(Saved entries)
-- -- --
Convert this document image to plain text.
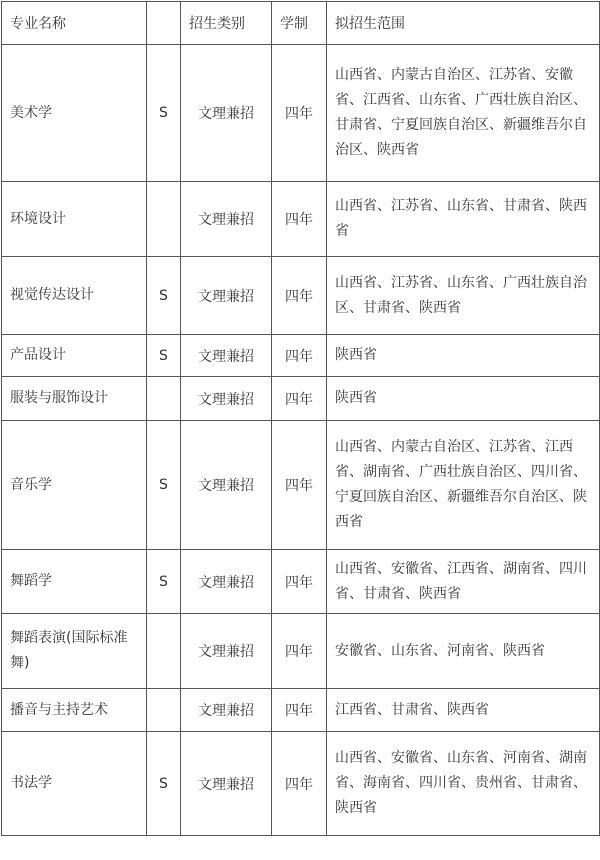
专业名称		招生类别	学制	拟招生范围
美术学	S	文理兼招	四年	山西省、内蒙古自治区、江苏省、安徽省、江西省、山东省、广西壮族自治区、甘肃省、宁夏回族自治区、新疆维吾尔自治区、陕西省
环境设计		文理兼招	四年	山西省、江苏省、山东省、甘肃省、陕西省
视觉传达设计	S	文理兼招	四年	山西省、江苏省、山东省、广西壮族自治区、甘肃省、陕西省
产品设计	S	文理兼招	四年	陕西省
服装与服饰设计		文理兼招	四年	陕西省
音乐学	S	文理兼招	四年	山西省、内蒙古自治区、江苏省、江西省、湖南省、广西壮族自治区、四川省、宁夏回族自治区、新疆维吾尔自治区、陕西省
舞蹈学	S	文理兼招	四年	山西省、安徽省、江西省、湖南省、四川省、甘肃省、陕西省
舞蹈表演(国际标准舞)		文理兼招	四年	安徽省、山东省、河南省、陕西省
播音与主持艺术		文理兼招	四年	江西省、甘肃省、陕西省
书法学	S	文理兼招	四年	山西省、安徽省、山东省、河南省、湖南省、海南省、四川省、贵州省、甘肃省、陕西省
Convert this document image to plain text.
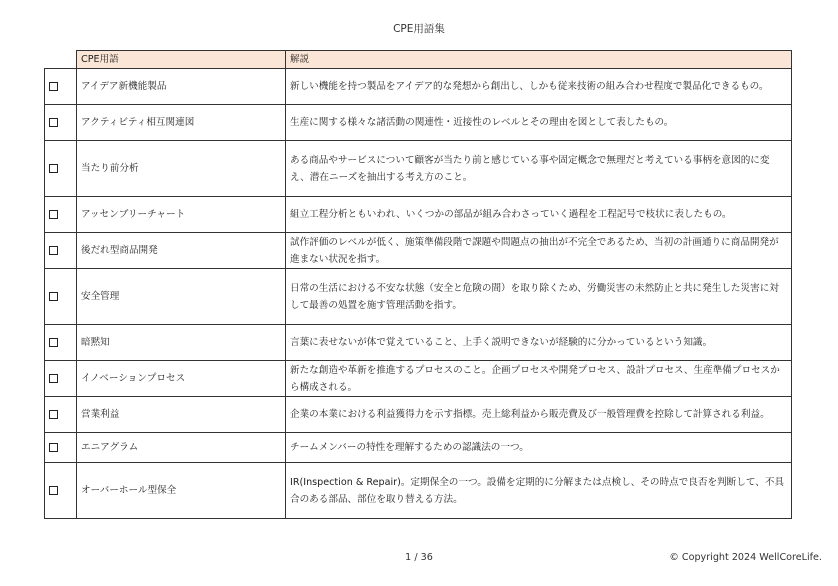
CPE用語集
	CPE用語	解説
	アイデア新機能製品	新しい機能を持つ製品をアイデア的な発想から創出し、しかも従来技術の組み合わせ程度で製品化できるもの。
	アクティビティ相互関連図	生産に関する様々な諸活動の関連性・近接性のレベルとその理由を図として表したもの。
	当たり前分析	ある商品やサービスについて顧客が当たり前と感じている事や固定概念で無理だと考えている事柄を意図的に変え、潜在ニーズを抽出する考え方のこと。
	アッセンブリーチャート	組立工程分析ともいわれ、いくつかの部品が組み合わさっていく過程を工程記号で枝状に表したもの。
	後だれ型商品開発	試作評価のレベルが低く、施策準備段階で課題や問題点の抽出が不完全であるため、当初の計画通りに商品開発が進まない状況を指す。
	安全管理	日常の生活における不安な状態（安全と危険の間）を取り除くため、労働災害の未然防止と共に発生した災害に対して最善の処置を施す管理活動を指す。
	暗黙知	言葉に表せないが体で覚えていること、上手く説明できないが経験的に分かっているという知識。
	イノベーションプロセス	新たな創造や革新を推進するプロセスのこと。企画プロセスや開発プロセス、設計プロセス、生産準備プロセスから構成される。
	営業利益	企業の本業における利益獲得力を示す指標。売上総利益から販売費及び一般管理費を控除して計算される利益。
	エニアグラム	チームメンバーの特性を理解するための認識法の一つ。
	オーバーホール型保全	IR(Inspection & Repair)。定期保全の一つ。設備を定期的に分解または点検し、その時点で良否を判断して、不具合のある部品、部位を取り替える方法。
1 / 36	© Copyright 2024 WellCoreLife.
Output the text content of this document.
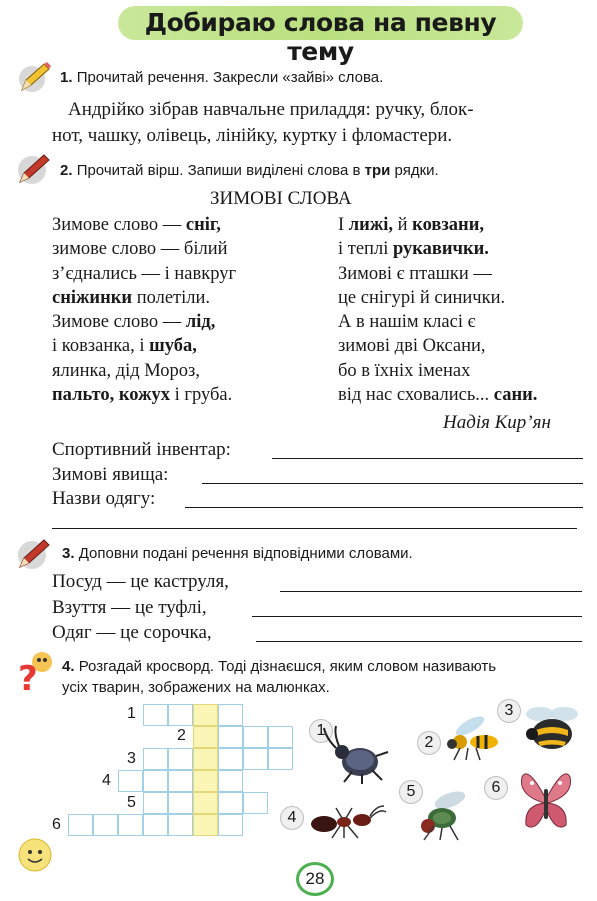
Добираю слова на певну тему
1. Прочитай речення. Закресли «зайві» слова.
Андрійко зібрав навчальне приладдя: ручку, блок-
нот, чашку, олівець, лінійку, куртку і фломастери.
2. Прочитай вірш. Запиши виділені слова в три рядки.
ЗИМОВІ СЛОВА
Зимове слово — сніг,
зимове слово — білий
з’єднались — і навкруг
сніжинки полетіли.
Зимове слово — лід,
і ковзанка, і шуба,
ялинка, дід Мороз,
пальто, кожух і груба.
І лижі, й ковзани,
і теплі рукавички.
Зимові є пташки —
це снігурі й синички.
А в нашім класі є
зимові дві Оксани,
бо в їхніх іменах
від нас сховались... сани.
Надія Кир’ян
Спортивний інвентар:
Зимові явища:
Назви одягу:
3. Доповни подані речення відповідними словами.
Посуд — це каструля,
Взуття — це туфлі,
Одяг — це сорочка,
? 4. Розгадай кросворд. Тоді дізнаєшся, яким словом називають
усіх тварин, зображених на малюнках.
1
2
3
4
5
6
1
2
3
4
5	6
28
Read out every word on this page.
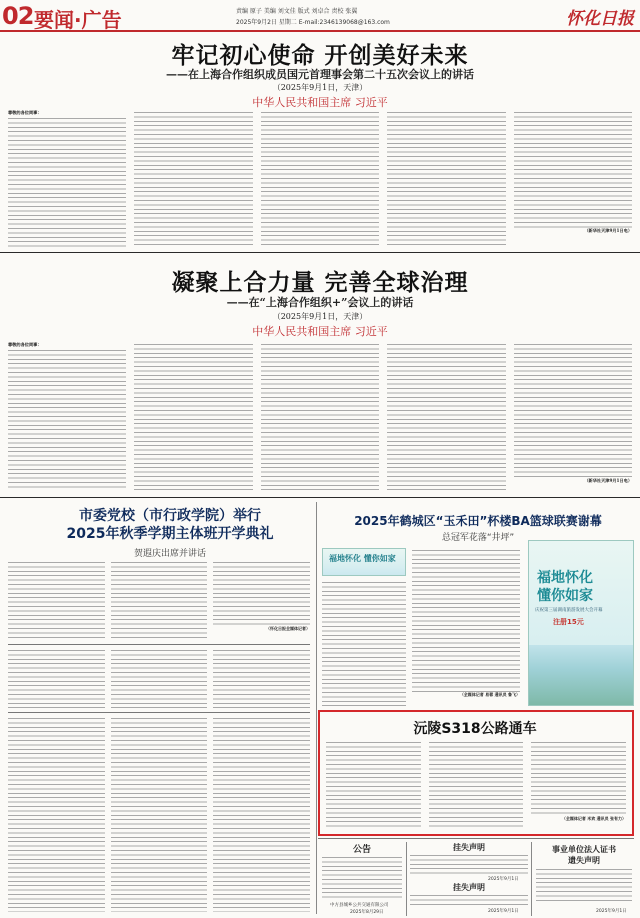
02 要闻·广告	责编 原子 美编 刘文佳 版式 刘卓合 责校 张翼
2025年9月2日 星期二 E-mail:2346139068@163.com	怀化日报
牢记初心使命 开创美好未来
——在上海合作组织成员国元首理事会第二十五次会议上的讲话
（2025年9月1日，天津）
中华人民共和国主席 习近平
尊敬的各位同事：
（新华社天津9月1日电）
凝聚上合力量 完善全球治理
——在“上海合作组织+”会议上的讲话
（2025年9月1日，天津）
中华人民共和国主席 习近平
尊敬的各位同事：
（新华社天津9月1日电）
市委党校（市行政学院）举行
2025年秋季学期主体班开学典礼
贺遐庆出席并讲话
（怀化日报全媒体记者）
2025年鹤城区“玉禾田”杯楼BA篮球联赛谢幕
总冠军花落“井坪”
福地怀化 懂你如家
（全媒体记者 易蓉 通讯员 鲁飞）
福地怀化
懂你如家
庆祝第三届湖南旅游发展大会开幕
注册15元
沅陵S318公路通车
（全媒体记者 米欢 通讯员 张有力）
公告
中方县城乡公共交通有限公司
2025年8月29日
挂失声明
2025年9月1日
挂失声明
2025年9月1日
事业单位法人证书
遗失声明
2025年9月1日
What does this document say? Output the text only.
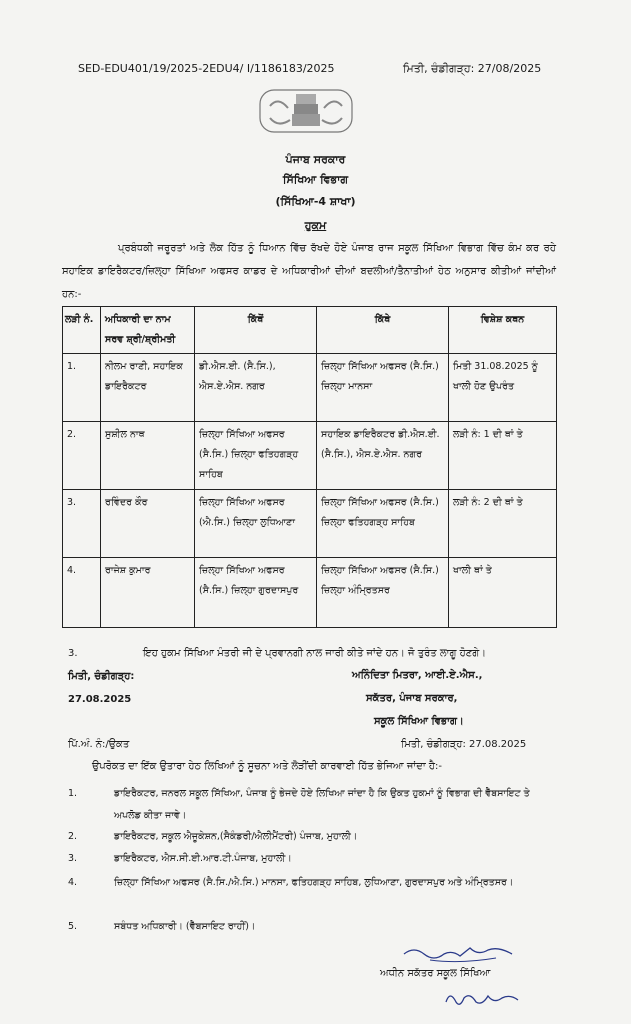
SED-EDU401/19/2025-2EDU4/ I/1186183/2025	ਮਿਤੀ, ਚੰਡੀਗੜ੍ਹ: 27/08/2025
ਪੰਜਾਬ ਸਰਕਾਰ
ਸਿੱਖਿਆ ਵਿਭਾਗ
(ਸਿੱਖਿਆ-4 ਸ਼ਾਖਾ)
ਹੁਕਮ
ਪ੍ਰਬੰਧਕੀ ਜਰੂਰਤਾਂ ਅਤੇ ਲੋਕ ਹਿੱਤ ਨੂੰ ਧਿਆਨ ਵਿੱਚ ਰੱਖਦੇ ਹੋਏ ਪੰਜਾਬ ਰਾਜ ਸਕੂਲ ਸਿੱਖਿਆ ਵਿਭਾਗ ਵਿੱਚ ਕੰਮ ਕਰ ਰਹੇ ਸਹਾਇਕ ਡਾਇਰੈਕਟਰ/ਜ਼ਿਲ੍ਹਾ ਸਿੱਖਿਆ ਅਫਸਰ ਕਾਡਰ ਦੇ ਅਧਿਕਾਰੀਆਂ ਦੀਆਂ ਬਦਲੀਆਂ/ਤੈਨਾਤੀਆਂ ਹੇਠ ਅਨੁਸਾਰ ਕੀਤੀਆਂ ਜਾਂਦੀਆਂ ਹਨ:-
ਲੜੀ ਨੰ.	ਅਧਿਕਾਰੀ ਦਾ ਨਾਮ ਸਰਵ ਸ਼੍ਰੀ/ਸ਼੍ਰੀਮਤੀ	ਕਿੱਥੋਂ	ਕਿੱਥੇ	ਵਿਸ਼ੇਸ਼ ਕਥਨ
1.	ਨੀਲਮ ਰਾਣੀ, ਸਹਾਇਕ ਡਾਇਰੈਕਟਰ	ਡੀ.ਐਸ.ਈ. (ਸੈ.ਸਿ.), ਐਸ.ਏ.ਐਸ. ਨਗਰ	ਜ਼ਿਲ੍ਹਾ ਸਿੱਖਿਆ ਅਫਸਰ (ਸੈ.ਸਿ.) ਜ਼ਿਲ੍ਹਾ ਮਾਨਸਾ	ਮਿਤੀ 31.08.2025 ਨੂੰ ਖਾਲੀ ਹੋਣ ਉਪਰੰਤ
2.	ਸੁਸ਼ੀਲ ਨਾਥ	ਜ਼ਿਲ੍ਹਾ ਸਿੱਖਿਆ ਅਫਸਰ (ਸੈ.ਸਿ.) ਜ਼ਿਲ੍ਹਾ ਫਤਿਹਗੜ੍ਹ ਸਾਹਿਬ	ਸਹਾਇਕ ਡਾਇਰੈਕਟਰ ਡੀ.ਐਸ.ਈ. (ਸੈ.ਸਿ.), ਐਸ.ਏ.ਐਸ. ਨਗਰ	ਲੜੀ ਨੰ: 1 ਦੀ ਥਾਂ ਤੇ
3.	ਰਵਿੰਦਰ ਕੌਰ	ਜ਼ਿਲ੍ਹਾ ਸਿੱਖਿਆ ਅਫਸਰ (ਐ.ਸਿ.) ਜ਼ਿਲ੍ਹਾ ਲੁਧਿਆਣਾ	ਜ਼ਿਲ੍ਹਾ ਸਿੱਖਿਆ ਅਫਸਰ (ਸੈ.ਸਿ.) ਜ਼ਿਲ੍ਹਾ ਫਤਿਹਗੜ੍ਹ ਸਾਹਿਬ	ਲੜੀ ਨੰ: 2 ਦੀ ਥਾਂ ਤੇ
4.	ਰਾਜੇਸ਼ ਕੁਮਾਰ	ਜ਼ਿਲ੍ਹਾ ਸਿੱਖਿਆ ਅਫਸਰ (ਸੈ.ਸਿ.) ਜ਼ਿਲ੍ਹਾ ਗੁਰਦਾਸਪੁਰ	ਜ਼ਿਲ੍ਹਾ ਸਿੱਖਿਆ ਅਫਸਰ (ਸੈ.ਸਿ.) ਜ਼ਿਲ੍ਹਾ ਅੰਮ੍ਰਿਤਸਰ	ਖਾਲੀ ਥਾਂ ਤੇ
3.	ਇਹ ਹੁਕਮ ਸਿੱਖਿਆ ਮੰਤਰੀ ਜੀ ਦੇ ਪ੍ਰਵਾਨਗੀ ਨਾਲ ਜਾਰੀ ਕੀਤੇ ਜਾਂਦੇ ਹਨ। ਜੋ ਤੁਰੰਤ ਲਾਗੂ ਹੋਣਗੇ।
ਮਿਤੀ, ਚੰਡੀਗੜ੍ਹ:
27.08.2025
ਅਨਿੰਦਿਤਾ ਮਿਤਰਾ, ਆਈ.ਏ.ਐਸ.,
ਸਕੱਤਰ, ਪੰਜਾਬ ਸਰਕਾਰ,
ਸਕੂਲ ਸਿੱਖਿਆ ਵਿਭਾਗ।
ਪਿੱ.ਅੰ. ਨੰ:/ਉਕਤ	ਮਿਤੀ, ਚੰਡੀਗੜ੍ਹ: 27.08.2025
ਉਪਰੋਕਤ ਦਾ ਇੱਕ ਉਤਾਰਾ ਹੇਠ ਲਿਖਿਆਂ ਨੂੰ ਸੂਚਨਾ ਅਤੇ ਲੋੜੀਂਦੀ ਕਾਰਵਾਈ ਹਿੱਤ ਭੇਜਿਆ ਜਾਂਦਾ ਹੈ:-
1.	ਡਾਇਰੈਕਟਰ, ਜਨਰਲ ਸਕੂਲ ਸਿੱਖਿਆ, ਪੰਜਾਬ ਨੂੰ ਭੇਜਦੇ ਹੋਏ ਲਿਖਿਆ ਜਾਂਦਾ ਹੈ ਕਿ ਉਕਤ ਹੁਕਮਾਂ ਨੂੰ ਵਿਭਾਗ ਦੀ ਵੈੱਬਸਾਇਟ ਤੇ ਅਪਲੋਡ ਕੀਤਾ ਜਾਵੇ।
2.	ਡਾਇਰੈਕਟਰ, ਸਕੂਲ ਐਜੂਕੇਸ਼ਨ,(ਸੈਕੰਡਰੀ/ਐਲੀਮੈਂਟਰੀ) ਪੰਜਾਬ, ਮੁਹਾਲੀ।
3.	ਡਾਇਰੈਕਟਰ, ਐਸ.ਸੀ.ਈ.ਆਰ.ਟੀ.ਪੰਜਾਬ, ਮੁਹਾਲੀ।
4.	ਜ਼ਿਲ੍ਹਾ ਸਿੱਖਿਆ ਅਫਸਰ (ਸੈ.ਸਿ./ਐ.ਸਿ.) ਮਾਨਸਾ, ਫਤਿਹਗੜ੍ਹ ਸਾਹਿਬ, ਲੁਧਿਆਣਾ, ਗੁਰਦਾਸਪੁਰ ਅਤੇ ਅੰਮ੍ਰਿਤਸਰ।
5.	ਸਬੰਧਤ ਅਧਿਕਾਰੀ। (ਵੈੱਬਸਾਇਟ ਰਾਹੀਂ)।
ਅਧੀਨ ਸਕੱਤਰ ਸਕੂਲ ਸਿੱਖਿਆ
-- -- --
## [Written request]
Reply with one number only: the count of lines in the entries that contain "text".

## [Solution for this exercise]
4